> **PROMPT**: Copy every line of the listing that holds the string "stems".
# START OF PROVIDED INFORMATION
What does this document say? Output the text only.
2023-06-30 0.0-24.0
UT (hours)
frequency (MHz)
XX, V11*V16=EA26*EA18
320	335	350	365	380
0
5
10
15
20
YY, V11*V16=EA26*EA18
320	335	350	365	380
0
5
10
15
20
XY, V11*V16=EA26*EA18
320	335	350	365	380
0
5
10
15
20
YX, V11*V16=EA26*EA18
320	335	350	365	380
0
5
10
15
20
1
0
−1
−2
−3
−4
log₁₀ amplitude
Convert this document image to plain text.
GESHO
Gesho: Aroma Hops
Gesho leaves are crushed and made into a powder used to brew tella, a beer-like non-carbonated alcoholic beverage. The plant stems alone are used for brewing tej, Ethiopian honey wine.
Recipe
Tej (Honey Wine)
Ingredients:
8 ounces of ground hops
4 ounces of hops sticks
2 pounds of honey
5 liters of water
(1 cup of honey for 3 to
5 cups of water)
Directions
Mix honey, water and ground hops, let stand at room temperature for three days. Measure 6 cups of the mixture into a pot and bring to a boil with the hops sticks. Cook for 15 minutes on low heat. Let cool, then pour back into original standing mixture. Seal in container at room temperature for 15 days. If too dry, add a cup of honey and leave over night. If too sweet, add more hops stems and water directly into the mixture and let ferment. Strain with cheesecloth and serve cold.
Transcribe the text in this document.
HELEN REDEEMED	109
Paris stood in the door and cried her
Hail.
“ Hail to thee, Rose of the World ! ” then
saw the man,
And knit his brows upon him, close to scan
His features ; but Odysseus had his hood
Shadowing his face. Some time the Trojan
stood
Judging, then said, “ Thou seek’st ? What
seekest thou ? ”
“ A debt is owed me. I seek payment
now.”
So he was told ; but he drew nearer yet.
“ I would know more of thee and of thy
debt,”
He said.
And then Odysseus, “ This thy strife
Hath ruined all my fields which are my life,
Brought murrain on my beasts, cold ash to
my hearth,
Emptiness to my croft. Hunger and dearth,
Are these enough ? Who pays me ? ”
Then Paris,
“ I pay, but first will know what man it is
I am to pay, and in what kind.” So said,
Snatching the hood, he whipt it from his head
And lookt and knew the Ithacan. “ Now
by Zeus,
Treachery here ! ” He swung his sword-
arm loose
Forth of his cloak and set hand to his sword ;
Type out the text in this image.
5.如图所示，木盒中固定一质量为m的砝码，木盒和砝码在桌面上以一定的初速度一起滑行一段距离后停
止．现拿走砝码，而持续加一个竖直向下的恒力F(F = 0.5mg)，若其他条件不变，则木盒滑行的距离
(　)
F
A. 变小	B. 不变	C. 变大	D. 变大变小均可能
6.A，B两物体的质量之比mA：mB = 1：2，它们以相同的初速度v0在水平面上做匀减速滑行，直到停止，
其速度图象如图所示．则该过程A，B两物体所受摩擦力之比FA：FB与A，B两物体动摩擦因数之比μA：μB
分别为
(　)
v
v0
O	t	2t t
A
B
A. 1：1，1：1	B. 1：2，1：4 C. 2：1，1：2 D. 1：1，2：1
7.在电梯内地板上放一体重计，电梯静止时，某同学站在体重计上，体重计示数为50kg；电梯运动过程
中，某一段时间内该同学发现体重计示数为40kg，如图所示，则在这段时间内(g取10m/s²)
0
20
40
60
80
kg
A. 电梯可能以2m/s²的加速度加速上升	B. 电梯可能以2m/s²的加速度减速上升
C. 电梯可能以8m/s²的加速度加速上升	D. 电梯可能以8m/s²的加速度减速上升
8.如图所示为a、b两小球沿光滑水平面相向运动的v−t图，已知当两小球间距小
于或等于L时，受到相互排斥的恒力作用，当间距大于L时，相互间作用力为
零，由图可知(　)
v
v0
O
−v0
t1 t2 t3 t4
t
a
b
# END OF PROVIDED INFORMATION
> **CORRECT RESULT**:
Gesho leaves are crushed and made into a powder used to brew tella, a beer-like non-carbonated alcoholic beverage. The plant stems alone are used for brewing tej, Ethiopian honey wine.
Mix honey, water and ground hops, let stand at room temperature for three days. Measure 6 cups of the mixture into a pot and bring to a boil with the hops sticks. Cook for 15 minutes on low heat. Let cool, then pour back into original standing mixture. Seal in container at room temperature for 15 days. If too dry, add a cup of honey and leave over night. If too sweet, add more hops stems and water directly into the mixture and let ferment. Strain with cheesecloth and serve cold.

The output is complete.